PROBLEM DETAILS
Return all entries word for word, but drop any images.

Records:
┌────────

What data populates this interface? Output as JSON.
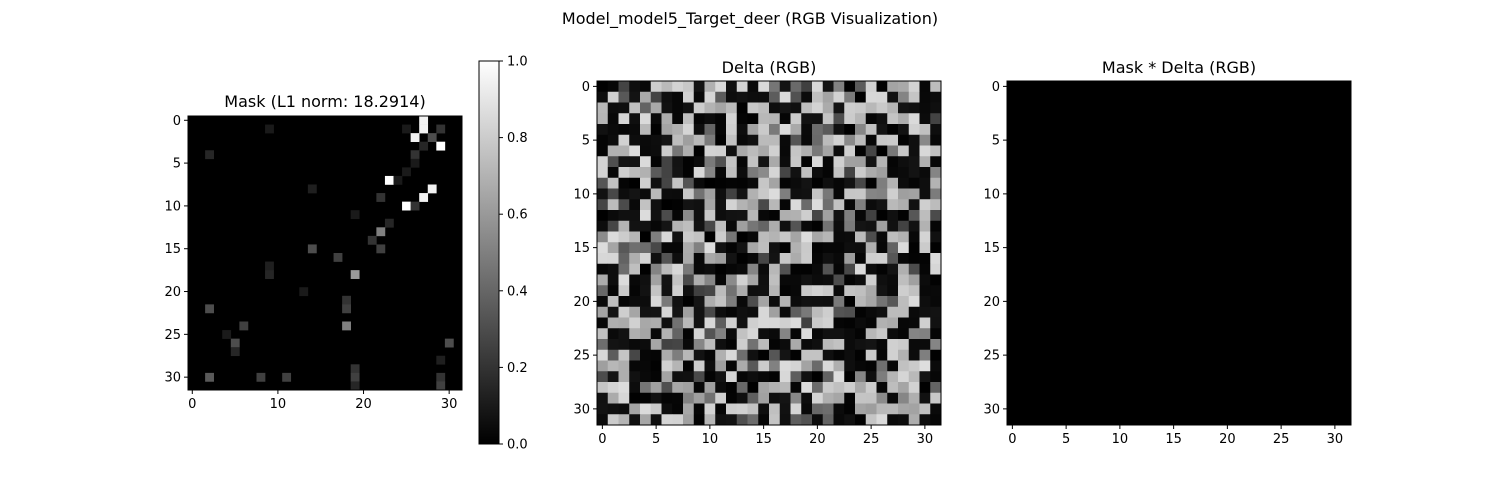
{
  "figure": {
    "title": "Model_model5_Target_deer (RGB Visualization)"
  },
  "chart_data": [
    {
      "type": "heatmap",
      "title": "Mask (L1 norm: 18.2914)",
      "xlabel": "",
      "ylabel": "",
      "rows": 32,
      "cols": 32,
      "xlim": [
        -0.5,
        31.5
      ],
      "ylim": [
        31.5,
        -0.5
      ],
      "xticks": [
        0,
        10,
        20,
        30
      ],
      "yticks": [
        0,
        5,
        10,
        15,
        20,
        25,
        30
      ],
      "colormap": "gray",
      "grid": false,
      "colorbar": {
        "range": [
          0,
          1
        ],
        "ticks": [
          "0.0",
          "0.2",
          "0.4",
          "0.6",
          "0.8",
          "1.0"
        ]
      },
      "cells": [
        {
          "r": 0,
          "c": 27,
          "v": 0.95
        },
        {
          "r": 1,
          "c": 27,
          "v": 0.95
        },
        {
          "r": 1,
          "c": 25,
          "v": 0.1
        },
        {
          "r": 1,
          "c": 29,
          "v": 0.2
        },
        {
          "r": 2,
          "c": 26,
          "v": 0.95
        },
        {
          "r": 2,
          "c": 28,
          "v": 0.3
        },
        {
          "r": 3,
          "c": 29,
          "v": 1.0
        },
        {
          "r": 3,
          "c": 27,
          "v": 0.15
        },
        {
          "r": 4,
          "c": 26,
          "v": 0.2
        },
        {
          "r": 5,
          "c": 26,
          "v": 0.1
        },
        {
          "r": 4,
          "c": 2,
          "v": 0.15
        },
        {
          "r": 1,
          "c": 9,
          "v": 0.1
        },
        {
          "r": 6,
          "c": 25,
          "v": 0.1
        },
        {
          "r": 7,
          "c": 23,
          "v": 1.0
        },
        {
          "r": 7,
          "c": 24,
          "v": 0.1
        },
        {
          "r": 8,
          "c": 28,
          "v": 0.95
        },
        {
          "r": 8,
          "c": 14,
          "v": 0.12
        },
        {
          "r": 9,
          "c": 27,
          "v": 0.95
        },
        {
          "r": 9,
          "c": 22,
          "v": 0.2
        },
        {
          "r": 10,
          "c": 25,
          "v": 1.0
        },
        {
          "r": 10,
          "c": 26,
          "v": 0.2
        },
        {
          "r": 11,
          "c": 19,
          "v": 0.1
        },
        {
          "r": 12,
          "c": 23,
          "v": 0.15
        },
        {
          "r": 13,
          "c": 22,
          "v": 0.5
        },
        {
          "r": 14,
          "c": 21,
          "v": 0.2
        },
        {
          "r": 15,
          "c": 14,
          "v": 0.3
        },
        {
          "r": 15,
          "c": 22,
          "v": 0.25
        },
        {
          "r": 16,
          "c": 17,
          "v": 0.25
        },
        {
          "r": 17,
          "c": 9,
          "v": 0.12
        },
        {
          "r": 18,
          "c": 9,
          "v": 0.15
        },
        {
          "r": 18,
          "c": 19,
          "v": 0.6
        },
        {
          "r": 20,
          "c": 13,
          "v": 0.1
        },
        {
          "r": 21,
          "c": 18,
          "v": 0.2
        },
        {
          "r": 22,
          "c": 2,
          "v": 0.3
        },
        {
          "r": 22,
          "c": 18,
          "v": 0.25
        },
        {
          "r": 24,
          "c": 6,
          "v": 0.25
        },
        {
          "r": 24,
          "c": 18,
          "v": 0.5
        },
        {
          "r": 25,
          "c": 4,
          "v": 0.1
        },
        {
          "r": 26,
          "c": 5,
          "v": 0.3
        },
        {
          "r": 26,
          "c": 30,
          "v": 0.3
        },
        {
          "r": 27,
          "c": 5,
          "v": 0.15
        },
        {
          "r": 28,
          "c": 29,
          "v": 0.12
        },
        {
          "r": 29,
          "c": 19,
          "v": 0.2
        },
        {
          "r": 30,
          "c": 2,
          "v": 0.35
        },
        {
          "r": 30,
          "c": 8,
          "v": 0.25
        },
        {
          "r": 30,
          "c": 11,
          "v": 0.25
        },
        {
          "r": 30,
          "c": 19,
          "v": 0.25
        },
        {
          "r": 30,
          "c": 29,
          "v": 0.2
        },
        {
          "r": 31,
          "c": 19,
          "v": 0.15
        },
        {
          "r": 31,
          "c": 29,
          "v": 0.25
        }
      ]
    },
    {
      "type": "heatmap",
      "title": "Delta (RGB)",
      "xlabel": "",
      "ylabel": "",
      "rows": 32,
      "cols": 32,
      "xlim": [
        -0.5,
        31.5
      ],
      "ylim": [
        31.5,
        -0.5
      ],
      "xticks": [
        0,
        5,
        10,
        15,
        20,
        25,
        30
      ],
      "yticks": [
        0,
        5,
        10,
        15,
        20,
        25,
        30
      ],
      "colormap": "gray",
      "grid": false,
      "pattern": "dense random texture of near-black and light-gray pixels (values ~0.0–0.85)"
    },
    {
      "type": "heatmap",
      "title": "Mask * Delta (RGB)",
      "xlabel": "",
      "ylabel": "",
      "rows": 32,
      "cols": 32,
      "xlim": [
        -0.5,
        31.5
      ],
      "ylim": [
        31.5,
        -0.5
      ],
      "xticks": [
        0,
        5,
        10,
        15,
        20,
        25,
        30
      ],
      "yticks": [
        0,
        5,
        10,
        15,
        20,
        25,
        30
      ],
      "colormap": "gray",
      "grid": false,
      "fill": 0.0
    }
  ]
}
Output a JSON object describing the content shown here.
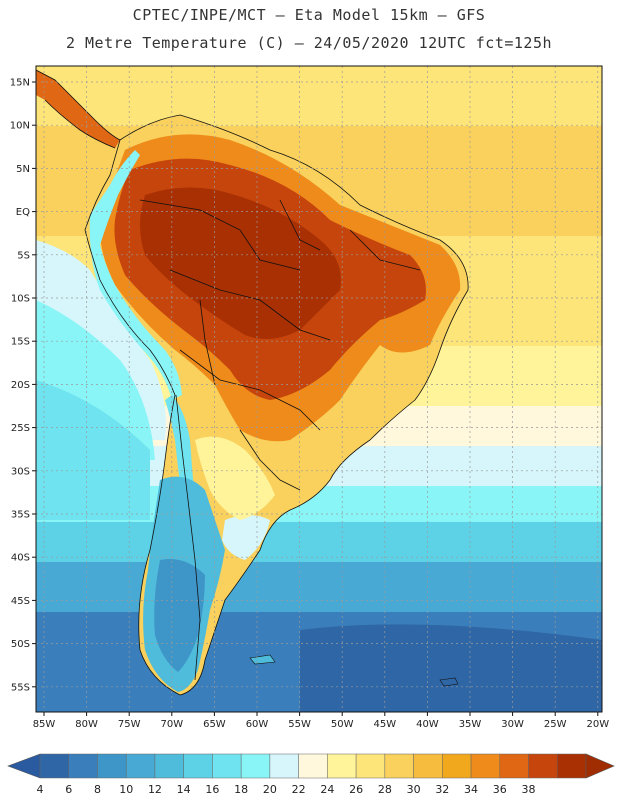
{
  "header": {
    "line1": "CPTEC/INPE/MCT –  Eta Model 15km – GFS",
    "line2": "2 Metre Temperature (C) – 24/05/2020 12UTC fct=125h"
  },
  "map": {
    "variable": "2 Metre Temperature",
    "units": "C",
    "lat_ticks": [
      "15N",
      "10N",
      "5N",
      "EQ",
      "5S",
      "10S",
      "15S",
      "20S",
      "25S",
      "30S",
      "35S",
      "40S",
      "45S",
      "50S",
      "55S"
    ],
    "lon_ticks": [
      "85W",
      "80W",
      "75W",
      "70W",
      "65W",
      "60W",
      "55W",
      "50W",
      "45W",
      "40W",
      "35W",
      "30W",
      "25W",
      "20W"
    ]
  },
  "colorbar": {
    "labels": [
      "4",
      "6",
      "8",
      "10",
      "12",
      "14",
      "16",
      "18",
      "20",
      "22",
      "24",
      "26",
      "28",
      "30",
      "32",
      "34",
      "36",
      "38"
    ],
    "colors": [
      "#2f66a6",
      "#3a7fbb",
      "#3e95c7",
      "#47a9d4",
      "#50bcdb",
      "#5dd1e6",
      "#6fe3ef",
      "#8af5f7",
      "#d6f6fb",
      "#fff8dd",
      "#fff49a",
      "#fde57a",
      "#f9d15c",
      "#f5bc3d",
      "#f2a81c",
      "#ee8b1a",
      "#e06714",
      "#c5450c",
      "#a83003"
    ],
    "low_color": "#2a5aa0",
    "high_color": "#a02c02"
  }
}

└────────

EXERCISE OUTPUT
What data populates this interface? Output as JSON.
{
  "figure": {
    "title": "Model_model5_Target_deer (RGB Visualization)"
  },
  "chart_data": [
    {
      "type": "heatmap",
      "title": "Mask (L1 norm: 18.2914)",
      "xlabel": "",
      "ylabel": "",
      "rows": 32,
      "cols": 32,
      "xlim": [
        -0.5,
        31.5
      ],
      "ylim": [
        31.5,
        -0.5
      ],
      "xticks": [
        0,
        10,
        20,
        30
      ],
      "yticks": [
        0,
        5,
        10,
        15,
        20,
        25,
        30
      ],
      "colormap": "gray",
      "grid": false,
      "colorbar": {
        "range": [
          0,
          1
        ],
        "ticks": [
          "0.0",
          "0.2",
          "0.4",
          "0.6",
          "0.8",
          "1.0"
        ]
      },
      "cells": [
        {
          "r": 0,
          "c": 27,
          "v": 0.95
        },
        {
          "r": 1,
          "c": 27,
          "v": 0.95
        },
        {
          "r": 1,
          "c": 25,
          "v": 0.1
        },
        {
          "r": 1,
          "c": 29,
          "v": 0.2
        },
        {
          "r": 2,
          "c": 26,
          "v": 0.95
        },
        {
          "r": 2,
          "c": 28,
          "v": 0.3
        },
        {
          "r": 3,
          "c": 29,
          "v": 1.0
        },
        {
          "r": 3,
          "c": 27,
          "v": 0.15
        },
        {
          "r": 4,
          "c": 26,
          "v": 0.2
        },
        {
          "r": 5,
          "c": 26,
          "v": 0.1
        },
        {
          "r": 4,
          "c": 2,
          "v": 0.15
        },
        {
          "r": 1,
          "c": 9,
          "v": 0.1
        },
        {
          "r": 6,
          "c": 25,
          "v": 0.1
        },
        {
          "r": 7,
          "c": 23,
          "v": 1.0
        },
        {
          "r": 7,
          "c": 24,
          "v": 0.1
        },
        {
          "r": 8,
          "c": 28,
          "v": 0.95
        },
        {
          "r": 8,
          "c": 14,
          "v": 0.12
        },
        {
          "r": 9,
          "c": 27,
          "v": 0.95
        },
        {
          "r": 9,
          "c": 22,
          "v": 0.2
        },
        {
          "r": 10,
          "c": 25,
          "v": 1.0
        },
        {
          "r": 10,
          "c": 26,
          "v": 0.2
        },
        {
          "r": 11,
          "c": 19,
          "v": 0.1
        },
        {
          "r": 12,
          "c": 23,
          "v": 0.15
        },
        {
          "r": 13,
          "c": 22,
          "v": 0.5
        },
        {
          "r": 14,
          "c": 21,
          "v": 0.2
        },
        {
          "r": 15,
          "c": 14,
          "v": 0.3
        },
        {
          "r": 15,
          "c": 22,
          "v": 0.25
        },
        {
          "r": 16,
          "c": 17,
          "v": 0.25
        },
        {
          "r": 17,
          "c": 9,
          "v": 0.12
        },
        {
          "r": 18,
          "c": 9,
          "v": 0.15
        },
        {
          "r": 18,
          "c": 19,
          "v": 0.6
        },
        {
          "r": 20,
          "c": 13,
          "v": 0.1
        },
        {
          "r": 21,
          "c": 18,
          "v": 0.2
        },
        {
          "r": 22,
          "c": 2,
          "v": 0.3
        },
        {
          "r": 22,
          "c": 18,
          "v": 0.25
        },
        {
          "r": 24,
          "c": 6,
          "v": 0.25
        },
        {
          "r": 24,
          "c": 18,
          "v": 0.5
        },
        {
          "r": 25,
          "c": 4,
          "v": 0.1
        },
        {
          "r": 26,
          "c": 5,
          "v": 0.3
        },
        {
          "r": 26,
          "c": 30,
          "v": 0.3
        },
        {
          "r": 27,
          "c": 5,
          "v": 0.15
        },
        {
          "r": 28,
          "c": 29,
          "v": 0.12
        },
        {
          "r": 29,
          "c": 19,
          "v": 0.2
        },
        {
          "r": 30,
          "c": 2,
          "v": 0.35
        },
        {
          "r": 30,
          "c": 8,
          "v": 0.25
        },
        {
          "r": 30,
          "c": 11,
          "v": 0.25
        },
        {
          "r": 30,
          "c": 19,
          "v": 0.25
        },
        {
          "r": 30,
          "c": 29,
          "v": 0.2
        },
        {
          "r": 31,
          "c": 19,
          "v": 0.15
        },
        {
          "r": 31,
          "c": 29,
          "v": 0.25
        }
      ]
    },
    {
      "type": "heatmap",
      "title": "Delta (RGB)",
      "xlabel": "",
      "ylabel": "",
      "rows": 32,
      "cols": 32,
      "xlim": [
        -0.5,
        31.5
      ],
      "ylim": [
        31.5,
        -0.5
      ],
      "xticks": [
        0,
        5,
        10,
        15,
        20,
        25,
        30
      ],
      "yticks": [
        0,
        5,
        10,
        15,
        20,
        25,
        30
      ],
      "colormap": "gray",
      "grid": false,
      "pattern": "dense random texture of near-black and light-gray pixels (values ~0.0–0.85)"
    },
    {
      "type": "heatmap",
      "title": "Mask * Delta (RGB)",
      "xlabel": "",
      "ylabel": "",
      "rows": 32,
      "cols": 32,
      "xlim": [
        -0.5,
        31.5
      ],
      "ylim": [
        31.5,
        -0.5
      ],
      "xticks": [
        0,
        5,
        10,
        15,
        20,
        25,
        30
      ],
      "yticks": [
        0,
        5,
        10,
        15,
        20,
        25,
        30
      ],
      "colormap": "gray",
      "grid": false,
      "fill": 0.0
    }
  ]
}
Output a JSON object describing the content shown here.
{
  "header": {
    "line1": "CPTEC/INPE/MCT –  Eta Model 15km – GFS",
    "line2": "2 Metre Temperature (C) – 24/05/2020 12UTC fct=125h"
  },
  "map": {
    "variable": "2 Metre Temperature",
    "units": "C",
    "lat_ticks": [
      "15N",
      "10N",
      "5N",
      "EQ",
      "5S",
      "10S",
      "15S",
      "20S",
      "25S",
      "30S",
      "35S",
      "40S",
      "45S",
      "50S",
      "55S"
    ],
    "lon_ticks": [
      "85W",
      "80W",
      "75W",
      "70W",
      "65W",
      "60W",
      "55W",
      "50W",
      "45W",
      "40W",
      "35W",
      "30W",
      "25W",
      "20W"
    ]
  },
  "colorbar": {
    "labels": [
      "4",
      "6",
      "8",
      "10",
      "12",
      "14",
      "16",
      "18",
      "20",
      "22",
      "24",
      "26",
      "28",
      "30",
      "32",
      "34",
      "36",
      "38"
    ],
    "colors": [
      "#2f66a6",
      "#3a7fbb",
      "#3e95c7",
      "#47a9d4",
      "#50bcdb",
      "#5dd1e6",
      "#6fe3ef",
      "#8af5f7",
      "#d6f6fb",
      "#fff8dd",
      "#fff49a",
      "#fde57a",
      "#f9d15c",
      "#f5bc3d",
      "#f2a81c",
      "#ee8b1a",
      "#e06714",
      "#c5450c",
      "#a83003"
    ],
    "low_color": "#2a5aa0",
    "high_color": "#a02c02"
  }
}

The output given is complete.